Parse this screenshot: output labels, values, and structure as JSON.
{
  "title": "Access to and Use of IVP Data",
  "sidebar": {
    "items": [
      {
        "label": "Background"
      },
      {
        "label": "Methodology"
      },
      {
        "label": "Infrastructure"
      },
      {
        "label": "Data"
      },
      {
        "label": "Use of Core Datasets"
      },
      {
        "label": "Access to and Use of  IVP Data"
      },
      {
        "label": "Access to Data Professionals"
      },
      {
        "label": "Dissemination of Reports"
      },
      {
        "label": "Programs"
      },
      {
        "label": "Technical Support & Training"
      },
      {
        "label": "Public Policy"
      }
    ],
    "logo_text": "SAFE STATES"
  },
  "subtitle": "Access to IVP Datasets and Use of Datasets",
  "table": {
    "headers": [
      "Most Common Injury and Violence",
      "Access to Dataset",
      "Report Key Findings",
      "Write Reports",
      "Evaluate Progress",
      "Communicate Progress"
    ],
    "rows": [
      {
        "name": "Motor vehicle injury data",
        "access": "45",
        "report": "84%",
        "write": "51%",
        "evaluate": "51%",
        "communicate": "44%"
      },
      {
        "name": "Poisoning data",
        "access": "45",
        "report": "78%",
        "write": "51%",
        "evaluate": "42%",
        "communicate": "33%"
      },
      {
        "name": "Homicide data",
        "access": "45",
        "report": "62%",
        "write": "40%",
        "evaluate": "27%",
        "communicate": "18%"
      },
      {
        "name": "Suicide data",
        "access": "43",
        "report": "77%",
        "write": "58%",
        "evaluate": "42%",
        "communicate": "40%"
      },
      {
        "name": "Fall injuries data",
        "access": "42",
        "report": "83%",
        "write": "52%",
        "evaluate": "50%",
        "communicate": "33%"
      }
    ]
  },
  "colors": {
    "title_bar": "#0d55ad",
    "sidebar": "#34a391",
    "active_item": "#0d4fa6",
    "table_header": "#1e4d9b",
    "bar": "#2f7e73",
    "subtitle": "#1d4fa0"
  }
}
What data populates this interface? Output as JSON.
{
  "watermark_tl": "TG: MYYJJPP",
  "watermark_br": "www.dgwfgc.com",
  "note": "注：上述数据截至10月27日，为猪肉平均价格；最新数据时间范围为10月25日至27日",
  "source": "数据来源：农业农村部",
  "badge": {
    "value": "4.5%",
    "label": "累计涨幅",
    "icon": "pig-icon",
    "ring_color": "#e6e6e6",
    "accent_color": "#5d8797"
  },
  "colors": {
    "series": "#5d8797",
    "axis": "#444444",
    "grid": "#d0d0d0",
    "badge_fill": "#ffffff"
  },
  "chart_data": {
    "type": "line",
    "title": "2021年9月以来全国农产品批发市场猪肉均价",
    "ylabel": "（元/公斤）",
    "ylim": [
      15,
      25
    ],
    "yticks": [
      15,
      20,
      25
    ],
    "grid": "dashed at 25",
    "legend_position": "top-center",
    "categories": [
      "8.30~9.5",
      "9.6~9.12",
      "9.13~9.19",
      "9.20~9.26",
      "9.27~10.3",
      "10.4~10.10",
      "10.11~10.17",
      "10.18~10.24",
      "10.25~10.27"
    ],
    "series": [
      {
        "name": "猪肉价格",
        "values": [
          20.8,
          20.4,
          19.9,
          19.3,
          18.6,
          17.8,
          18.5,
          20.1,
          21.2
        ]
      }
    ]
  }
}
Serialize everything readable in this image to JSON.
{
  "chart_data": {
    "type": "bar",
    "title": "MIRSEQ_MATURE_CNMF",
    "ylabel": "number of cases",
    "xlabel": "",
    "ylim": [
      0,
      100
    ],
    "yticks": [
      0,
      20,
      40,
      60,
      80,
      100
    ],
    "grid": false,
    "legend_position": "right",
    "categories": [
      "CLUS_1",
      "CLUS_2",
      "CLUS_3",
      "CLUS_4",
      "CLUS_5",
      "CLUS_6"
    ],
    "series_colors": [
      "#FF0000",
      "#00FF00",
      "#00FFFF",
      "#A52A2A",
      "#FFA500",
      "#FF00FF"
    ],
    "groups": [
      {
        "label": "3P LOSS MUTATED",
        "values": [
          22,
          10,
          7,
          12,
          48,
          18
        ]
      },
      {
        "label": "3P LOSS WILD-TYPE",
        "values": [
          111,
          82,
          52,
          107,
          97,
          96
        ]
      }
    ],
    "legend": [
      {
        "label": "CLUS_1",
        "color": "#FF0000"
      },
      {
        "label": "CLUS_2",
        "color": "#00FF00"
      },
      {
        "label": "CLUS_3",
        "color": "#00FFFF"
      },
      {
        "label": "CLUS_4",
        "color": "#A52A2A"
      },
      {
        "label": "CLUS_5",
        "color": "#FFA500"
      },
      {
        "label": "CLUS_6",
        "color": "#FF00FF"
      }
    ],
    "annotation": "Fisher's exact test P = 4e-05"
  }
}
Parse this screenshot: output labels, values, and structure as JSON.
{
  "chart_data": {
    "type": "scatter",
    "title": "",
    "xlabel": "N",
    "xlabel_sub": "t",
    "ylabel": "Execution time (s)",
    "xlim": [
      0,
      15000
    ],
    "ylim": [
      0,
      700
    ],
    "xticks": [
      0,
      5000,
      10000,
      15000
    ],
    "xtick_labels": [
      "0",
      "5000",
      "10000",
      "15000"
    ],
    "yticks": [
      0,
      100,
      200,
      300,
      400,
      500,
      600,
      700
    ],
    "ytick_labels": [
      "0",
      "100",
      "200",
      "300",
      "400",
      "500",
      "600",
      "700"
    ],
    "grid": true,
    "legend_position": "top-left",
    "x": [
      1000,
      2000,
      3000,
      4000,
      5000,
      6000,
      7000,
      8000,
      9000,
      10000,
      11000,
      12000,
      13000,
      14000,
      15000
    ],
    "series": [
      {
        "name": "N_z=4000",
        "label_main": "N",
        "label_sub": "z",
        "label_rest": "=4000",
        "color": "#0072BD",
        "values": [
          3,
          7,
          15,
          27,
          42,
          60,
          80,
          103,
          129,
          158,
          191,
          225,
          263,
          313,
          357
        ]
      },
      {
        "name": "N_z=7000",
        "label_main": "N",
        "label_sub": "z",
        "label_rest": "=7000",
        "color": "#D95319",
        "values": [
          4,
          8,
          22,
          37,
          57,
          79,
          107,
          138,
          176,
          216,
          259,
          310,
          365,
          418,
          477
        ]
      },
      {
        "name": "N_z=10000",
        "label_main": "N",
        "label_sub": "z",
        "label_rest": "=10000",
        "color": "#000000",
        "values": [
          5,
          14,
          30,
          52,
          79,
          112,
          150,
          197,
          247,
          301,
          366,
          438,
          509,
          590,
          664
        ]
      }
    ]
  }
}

—————

-- Request --
Each line of the listing should be copied exactly.

-- Full answer --
Parse this screenshot: output labels, values, and structure as JSON.
{
  "title": "Access to and Use of IVP Data",
  "sidebar": {
    "items": [
      {
        "label": "Background"
      },
      {
        "label": "Methodology"
      },
      {
        "label": "Infrastructure"
      },
      {
        "label": "Data"
      },
      {
        "label": "Use of Core Datasets"
      },
      {
        "label": "Access to and Use of  IVP Data"
      },
      {
        "label": "Access to Data Professionals"
      },
      {
        "label": "Dissemination of Reports"
      },
      {
        "label": "Programs"
      },
      {
        "label": "Technical Support & Training"
      },
      {
        "label": "Public Policy"
      }
    ],
    "logo_text": "SAFE STATES"
  },
  "subtitle": "Access to IVP Datasets and Use of Datasets",
  "table": {
    "headers": [
      "Most Common Injury and Violence",
      "Access to Dataset",
      "Report Key Findings",
      "Write Reports",
      "Evaluate Progress",
      "Communicate Progress"
    ],
    "rows": [
      {
        "name": "Motor vehicle injury data",
        "access": "45",
        "report": "84%",
        "write": "51%",
        "evaluate": "51%",
        "communicate": "44%"
      },
      {
        "name": "Poisoning data",
        "access": "45",
        "report": "78%",
        "write": "51%",
        "evaluate": "42%",
        "communicate": "33%"
      },
      {
        "name": "Homicide data",
        "access": "45",
        "report": "62%",
        "write": "40%",
        "evaluate": "27%",
        "communicate": "18%"
      },
      {
        "name": "Suicide data",
        "access": "43",
        "report": "77%",
        "write": "58%",
        "evaluate": "42%",
        "communicate": "40%"
      },
      {
        "name": "Fall injuries data",
        "access": "42",
        "report": "83%",
        "write": "52%",
        "evaluate": "50%",
        "communicate": "33%"
      }
    ]
  },
  "colors": {
    "title_bar": "#0d55ad",
    "sidebar": "#34a391",
    "active_item": "#0d4fa6",
    "table_header": "#1e4d9b",
    "bar": "#2f7e73",
    "subtitle": "#1d4fa0"
  }
}
What data populates this interface? Output as JSON.
{
  "watermark_tl": "TG: MYYJJPP",
  "watermark_br": "www.dgwfgc.com",
  "note": "注：上述数据截至10月27日，为猪肉平均价格；最新数据时间范围为10月25日至27日",
  "source": "数据来源：农业农村部",
  "badge": {
    "value": "4.5%",
    "label": "累计涨幅",
    "icon": "pig-icon",
    "ring_color": "#e6e6e6",
    "accent_color": "#5d8797"
  },
  "colors": {
    "series": "#5d8797",
    "axis": "#444444",
    "grid": "#d0d0d0",
    "badge_fill": "#ffffff"
  },
  "chart_data": {
    "type": "line",
    "title": "2021年9月以来全国农产品批发市场猪肉均价",
    "ylabel": "（元/公斤）",
    "ylim": [
      15,
      25
    ],
    "yticks": [
      15,
      20,
      25
    ],
    "grid": "dashed at 25",
    "legend_position": "top-center",
    "categories": [
      "8.30~9.5",
      "9.6~9.12",
      "9.13~9.19",
      "9.20~9.26",
      "9.27~10.3",
      "10.4~10.10",
      "10.11~10.17",
      "10.18~10.24",
      "10.25~10.27"
    ],
    "series": [
      {
        "name": "猪肉价格",
        "values": [
          20.8,
          20.4,
          19.9,
          19.3,
          18.6,
          17.8,
          18.5,
          20.1,
          21.2
        ]
      }
    ]
  }
}
Serialize everything readable in this image to JSON.
{
  "chart_data": {
    "type": "bar",
    "title": "MIRSEQ_MATURE_CNMF",
    "ylabel": "number of cases",
    "xlabel": "",
    "ylim": [
      0,
      100
    ],
    "yticks": [
      0,
      20,
      40,
      60,
      80,
      100
    ],
    "grid": false,
    "legend_position": "right",
    "categories": [
      "CLUS_1",
      "CLUS_2",
      "CLUS_3",
      "CLUS_4",
      "CLUS_5",
      "CLUS_6"
    ],
    "series_colors": [
      "#FF0000",
      "#00FF00",
      "#00FFFF",
      "#A52A2A",
      "#FFA500",
      "#FF00FF"
    ],
    "groups": [
      {
        "label": "3P LOSS MUTATED",
        "values": [
          22,
          10,
          7,
          12,
          48,
          18
        ]
      },
      {
        "label": "3P LOSS WILD-TYPE",
        "values": [
          111,
          82,
          52,
          107,
          97,
          96
        ]
      }
    ],
    "legend": [
      {
        "label": "CLUS_1",
        "color": "#FF0000"
      },
      {
        "label": "CLUS_2",
        "color": "#00FF00"
      },
      {
        "label": "CLUS_3",
        "color": "#00FFFF"
      },
      {
        "label": "CLUS_4",
        "color": "#A52A2A"
      },
      {
        "label": "CLUS_5",
        "color": "#FFA500"
      },
      {
        "label": "CLUS_6",
        "color": "#FF00FF"
      }
    ],
    "annotation": "Fisher's exact test P = 4e-05"
  }
}
Parse this screenshot: output labels, values, and structure as JSON.
{
  "chart_data": {
    "type": "scatter",
    "title": "",
    "xlabel": "N",
    "xlabel_sub": "t",
    "ylabel": "Execution time (s)",
    "xlim": [
      0,
      15000
    ],
    "ylim": [
      0,
      700
    ],
    "xticks": [
      0,
      5000,
      10000,
      15000
    ],
    "xtick_labels": [
      "0",
      "5000",
      "10000",
      "15000"
    ],
    "yticks": [
      0,
      100,
      200,
      300,
      400,
      500,
      600,
      700
    ],
    "ytick_labels": [
      "0",
      "100",
      "200",
      "300",
      "400",
      "500",
      "600",
      "700"
    ],
    "grid": true,
    "legend_position": "top-left",
    "x": [
      1000,
      2000,
      3000,
      4000,
      5000,
      6000,
      7000,
      8000,
      9000,
      10000,
      11000,
      12000,
      13000,
      14000,
      15000
    ],
    "series": [
      {
        "name": "N_z=4000",
        "label_main": "N",
        "label_sub": "z",
        "label_rest": "=4000",
        "color": "#0072BD",
        "values": [
          3,
          7,
          15,
          27,
          42,
          60,
          80,
          103,
          129,
          158,
          191,
          225,
          263,
          313,
          357
        ]
      },
      {
        "name": "N_z=7000",
        "label_main": "N",
        "label_sub": "z",
        "label_rest": "=7000",
        "color": "#D95319",
        "values": [
          4,
          8,
          22,
          37,
          57,
          79,
          107,
          138,
          176,
          216,
          259,
          310,
          365,
          418,
          477
        ]
      },
      {
        "name": "N_z=10000",
        "label_main": "N",
        "label_sub": "z",
        "label_rest": "=10000",
        "color": "#000000",
        "values": [
          5,
          14,
          30,
          52,
          79,
          112,
          150,
          197,
          247,
          301,
          366,
          438,
          509,
          590,
          664
        ]
      }
    ]
  }
}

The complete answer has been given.